Materials provided -
★ ★ ★ ★ ★

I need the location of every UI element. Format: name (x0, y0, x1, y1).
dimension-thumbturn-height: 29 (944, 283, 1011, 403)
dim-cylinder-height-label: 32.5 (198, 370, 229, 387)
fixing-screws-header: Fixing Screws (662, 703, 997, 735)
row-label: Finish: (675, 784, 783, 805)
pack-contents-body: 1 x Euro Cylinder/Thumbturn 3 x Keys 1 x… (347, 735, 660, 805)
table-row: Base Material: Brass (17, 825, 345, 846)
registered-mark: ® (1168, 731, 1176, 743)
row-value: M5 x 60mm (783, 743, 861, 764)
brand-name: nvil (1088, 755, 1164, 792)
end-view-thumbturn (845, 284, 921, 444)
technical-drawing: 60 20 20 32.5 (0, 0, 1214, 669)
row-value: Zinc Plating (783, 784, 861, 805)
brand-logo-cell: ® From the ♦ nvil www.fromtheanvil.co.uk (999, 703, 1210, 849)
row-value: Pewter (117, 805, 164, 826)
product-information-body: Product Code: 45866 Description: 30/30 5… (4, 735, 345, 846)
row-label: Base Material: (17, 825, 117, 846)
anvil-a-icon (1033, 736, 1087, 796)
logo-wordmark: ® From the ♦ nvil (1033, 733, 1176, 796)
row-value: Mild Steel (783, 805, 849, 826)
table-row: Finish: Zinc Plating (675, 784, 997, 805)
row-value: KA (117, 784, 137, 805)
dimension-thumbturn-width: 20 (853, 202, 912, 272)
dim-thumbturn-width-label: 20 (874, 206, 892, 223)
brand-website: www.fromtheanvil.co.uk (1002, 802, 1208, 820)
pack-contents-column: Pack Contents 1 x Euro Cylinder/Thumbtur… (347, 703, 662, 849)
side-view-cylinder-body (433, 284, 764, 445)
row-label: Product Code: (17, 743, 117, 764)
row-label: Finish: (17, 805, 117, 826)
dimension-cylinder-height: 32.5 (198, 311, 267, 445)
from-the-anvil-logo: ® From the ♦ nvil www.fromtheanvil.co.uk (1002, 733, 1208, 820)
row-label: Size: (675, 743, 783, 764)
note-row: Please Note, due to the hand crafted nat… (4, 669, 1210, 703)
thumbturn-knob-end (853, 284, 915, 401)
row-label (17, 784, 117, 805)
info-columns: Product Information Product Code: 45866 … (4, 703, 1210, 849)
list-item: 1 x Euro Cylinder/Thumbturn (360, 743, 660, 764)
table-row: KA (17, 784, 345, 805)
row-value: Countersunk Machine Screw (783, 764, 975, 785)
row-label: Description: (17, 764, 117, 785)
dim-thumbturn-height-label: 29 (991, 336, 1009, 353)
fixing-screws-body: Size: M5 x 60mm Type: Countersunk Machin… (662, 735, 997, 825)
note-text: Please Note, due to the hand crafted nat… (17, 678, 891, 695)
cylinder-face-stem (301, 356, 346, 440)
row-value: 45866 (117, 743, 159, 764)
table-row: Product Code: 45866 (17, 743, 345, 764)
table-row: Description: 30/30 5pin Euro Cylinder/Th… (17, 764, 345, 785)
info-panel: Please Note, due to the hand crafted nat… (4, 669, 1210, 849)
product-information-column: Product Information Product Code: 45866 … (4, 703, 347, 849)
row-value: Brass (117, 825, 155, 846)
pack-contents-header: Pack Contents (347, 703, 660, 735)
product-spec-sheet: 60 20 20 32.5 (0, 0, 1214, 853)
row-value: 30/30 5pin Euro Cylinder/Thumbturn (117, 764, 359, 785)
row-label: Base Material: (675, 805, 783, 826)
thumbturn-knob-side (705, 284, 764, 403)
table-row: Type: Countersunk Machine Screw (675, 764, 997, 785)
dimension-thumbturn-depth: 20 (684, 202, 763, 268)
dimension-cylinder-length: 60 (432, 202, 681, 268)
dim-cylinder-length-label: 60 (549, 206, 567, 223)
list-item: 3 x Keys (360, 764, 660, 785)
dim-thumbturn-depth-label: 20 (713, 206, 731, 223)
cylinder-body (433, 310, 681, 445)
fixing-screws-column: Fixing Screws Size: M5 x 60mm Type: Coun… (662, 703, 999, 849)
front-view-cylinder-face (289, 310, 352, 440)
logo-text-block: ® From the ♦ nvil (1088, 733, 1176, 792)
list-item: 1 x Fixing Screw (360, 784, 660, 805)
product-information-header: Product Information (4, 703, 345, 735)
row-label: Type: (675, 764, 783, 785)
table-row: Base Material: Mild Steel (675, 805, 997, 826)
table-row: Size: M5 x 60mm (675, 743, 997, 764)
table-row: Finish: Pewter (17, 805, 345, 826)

★ ★ ★ ★ ★

Problem to solve - Rewrite all of the entries above, replacing "Mild Steel" with "Stainless Steel" and leaving everything else unchanged.

Full response -
I need the location of every UI element. Format: name (x0, y0, x1, y1).
dimension-thumbturn-height: 29 (944, 283, 1011, 403)
dim-cylinder-height-label: 32.5 (198, 370, 229, 387)
fixing-screws-header: Fixing Screws (662, 703, 997, 735)
row-label: Finish: (675, 784, 783, 805)
pack-contents-body: 1 x Euro Cylinder/Thumbturn 3 x Keys 1 x… (347, 735, 660, 805)
table-row: Base Material: Brass (17, 825, 345, 846)
registered-mark: ® (1168, 731, 1176, 743)
row-value: M5 x 60mm (783, 743, 861, 764)
brand-name: nvil (1088, 755, 1164, 792)
end-view-thumbturn (845, 284, 921, 444)
technical-drawing: 60 20 20 32.5 (0, 0, 1214, 669)
row-value: Zinc Plating (783, 784, 861, 805)
brand-logo-cell: ® From the ♦ nvil www.fromtheanvil.co.uk (999, 703, 1210, 849)
row-value: Pewter (117, 805, 164, 826)
product-information-body: Product Code: 45866 Description: 30/30 5… (4, 735, 345, 846)
row-label: Base Material: (17, 825, 117, 846)
anvil-a-icon (1033, 736, 1087, 796)
logo-wordmark: ® From the ♦ nvil (1033, 733, 1176, 796)
row-value: Stainless Steel (783, 805, 849, 826)
table-row: Finish: Zinc Plating (675, 784, 997, 805)
row-value: KA (117, 784, 137, 805)
dimension-thumbturn-width: 20 (853, 202, 912, 272)
dim-thumbturn-width-label: 20 (874, 206, 892, 223)
brand-website: www.fromtheanvil.co.uk (1002, 802, 1208, 820)
pack-contents-column: Pack Contents 1 x Euro Cylinder/Thumbtur… (347, 703, 662, 849)
side-view-cylinder-body (433, 284, 764, 445)
row-label: Product Code: (17, 743, 117, 764)
row-label: Finish: (17, 805, 117, 826)
dimension-cylinder-height: 32.5 (198, 311, 267, 445)
from-the-anvil-logo: ® From the ♦ nvil www.fromtheanvil.co.uk (1002, 733, 1208, 820)
row-label: Size: (675, 743, 783, 764)
note-row: Please Note, due to the hand crafted nat… (4, 669, 1210, 703)
thumbturn-knob-end (853, 284, 915, 401)
row-label (17, 784, 117, 805)
info-columns: Product Information Product Code: 45866 … (4, 703, 1210, 849)
list-item: 1 x Euro Cylinder/Thumbturn (360, 743, 660, 764)
table-row: KA (17, 784, 345, 805)
row-value: Countersunk Machine Screw (783, 764, 975, 785)
row-label: Description: (17, 764, 117, 785)
dim-thumbturn-height-label: 29 (991, 336, 1009, 353)
fixing-screws-body: Size: M5 x 60mm Type: Countersunk Machin… (662, 735, 997, 825)
note-text: Please Note, due to the hand crafted nat… (17, 678, 891, 695)
cylinder-face-stem (301, 356, 346, 440)
row-value: 45866 (117, 743, 159, 764)
table-row: Product Code: 45866 (17, 743, 345, 764)
table-row: Description: 30/30 5pin Euro Cylinder/Th… (17, 764, 345, 785)
info-panel: Please Note, due to the hand crafted nat… (4, 669, 1210, 849)
product-information-column: Product Information Product Code: 45866 … (4, 703, 347, 849)
row-value: Brass (117, 825, 155, 846)
pack-contents-header: Pack Contents (347, 703, 660, 735)
product-spec-sheet: 60 20 20 32.5 (0, 0, 1214, 853)
row-value: 30/30 5pin Euro Cylinder/Thumbturn (117, 764, 359, 785)
row-label: Base Material: (675, 805, 783, 826)
thumbturn-knob-side (705, 284, 764, 403)
table-row: Type: Countersunk Machine Screw (675, 764, 997, 785)
dimension-thumbturn-depth: 20 (684, 202, 763, 268)
dimension-cylinder-length: 60 (432, 202, 681, 268)
dim-cylinder-length-label: 60 (549, 206, 567, 223)
list-item: 3 x Keys (360, 764, 660, 785)
dim-thumbturn-depth-label: 20 (713, 206, 731, 223)
cylinder-body (433, 310, 681, 445)
fixing-screws-column: Fixing Screws Size: M5 x 60mm Type: Coun… (662, 703, 999, 849)
front-view-cylinder-face (289, 310, 352, 440)
logo-text-block: ® From the ♦ nvil (1088, 733, 1176, 792)
list-item: 1 x Fixing Screw (360, 784, 660, 805)
product-information-header: Product Information (4, 703, 345, 735)
row-label: Type: (675, 764, 783, 785)
table-row: Base Material: Stainless Steel (675, 805, 997, 826)
table-row: Size: M5 x 60mm (675, 743, 997, 764)
table-row: Finish: Pewter (17, 805, 345, 826)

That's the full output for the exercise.